Text for analysis:
The parent task was green. Three leads queued. Then someone on the ops side asked a very reasonable question: why did we email a founder about a mobile engineer when the company was clearly hiring backend?
The cron hadn't crashed. OpenAI hadn't rate-limited us. Every child task returned valid JSON. The orchestrator logged leadsQueued: 3 and closed the book on a successful run. That's the failure mode I almost shipped: not a red dashboard, not a thrown exception, just output that looked fine in the logs and wasn't fine in the inbox.
I'd been building an automated outbound recruiting pipeline and had just finished the concurrency half of the problem: fan-out with batchTriggerAndWait, backpressure, surviving partial batches. That story lives in a separate post. This one is about everything that happens when the data feeding those two hundred ranking calls is thin, wrong, or missing, and the cron still has to finish on schedule anyway.
Fan-out got me throughput. Degradation is what kept the pipeline from lying to me.
The green checkmark that lies
I used to think there were two ways an LLM pipeline could fail.
The loud way is easy: a 429 from OpenAI, a Zod parse error, Fiber down. The task goes red. You open Trigger.dev and figure it out.
The quiet way is worse. The model hands you { score: 78, rationale: "Strong fit for fast-paced teams", redFlags: [] } for a backend candidate against a job description that literally says "join our fast-paced team" and nothing else. On one staging company, about forty percent of the ranking children looked like that: high scores, generic rationales, obviously wrong if you actually read the resume.
Valid JSON. Useless judgment.
The orchestrator still completed. pickTopMatch picked the least-bad survivor and moved on. Nobody threw an error because nothing in the schema was violated. Without explicit gates, a passing run becomes evidence of quality when it isn't.
A cron that never crashes but sometimes emails the wrong person isn't production-ready. It's production-dangerous.
Where things actually break
Every twelve hours the outbound engine does the same loop: find companies, enrich them, rank the resume pool, queue Instantly campaigns. What took me a while to internalize is that each layer fails differently. Discovery might return nothing. Enrichment might return half a picture. Ranking might return confident nonsense. Outreach might have nobody to email.
The decision at each step isn't really success or failure. It's closer to: do I retry this, skip it, take a worse path, or stop the whole run?
I ended up with a table like this taped to my mental model. Most rows end in "run continues." That bothered me at first. Shouldn't a broken pipeline fail loudly? Then I watched a twice-daily cron throw on every company with a missing job post and realized I wasn't protecting quality. I was just making the dashboard red for normal Tuesdays.

Data section:
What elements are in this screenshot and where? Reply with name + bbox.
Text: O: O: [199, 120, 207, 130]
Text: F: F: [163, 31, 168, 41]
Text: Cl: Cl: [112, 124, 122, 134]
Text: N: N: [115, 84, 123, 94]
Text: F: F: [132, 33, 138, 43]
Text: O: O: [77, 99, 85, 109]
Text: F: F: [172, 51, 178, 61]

Problem: Extend the post on degradation in the outbound recruiting pipeline, starting after its last sentence. The data plays no part in the work here.

Answer to this exercise:
| Layer | Typical partial state | What I do | Run continues? |
|---|---|---|---|
| Discovery | Fiber returns 0 companies | Exit early, log empty_discovery | Yes |
| Discovery | Rate limit on search | Retry with backoff | Yes |
| Enrichment | No public job post, employees exist | Degrade → rank against team profiles | Yes |
| Enrichment | No job post, no employee data | Skip company | Yes |
| Ranking | Job description under ~120 chars, thin profiles | Skip before fan-out | Yes |
| Ranking | Child fails after retries | Exclude from aggregation | Yes |
| Ranking | Valid JSON, low-confidence winner | Skip lead | Yes |
| Outreach | No founder email | Skip silently | Yes |
| Outreach | Instantly 429 | Retry or defer activation | Yes |
| Control | Empty applicant pool | Exit early | Yes |
| Control | Auth token revoked | Fail run | No |
Four verbs I kept confusing
For a while my pipeline either crashed too often or shipped garbage. The fix was being boringly precise about four words.
Retry
Retry when the same input might work if you wait a beat.
OpenAI 429s. Fiber timeouts on a single lookup. Instantly rate limits during campaign activation. That stuff is transient.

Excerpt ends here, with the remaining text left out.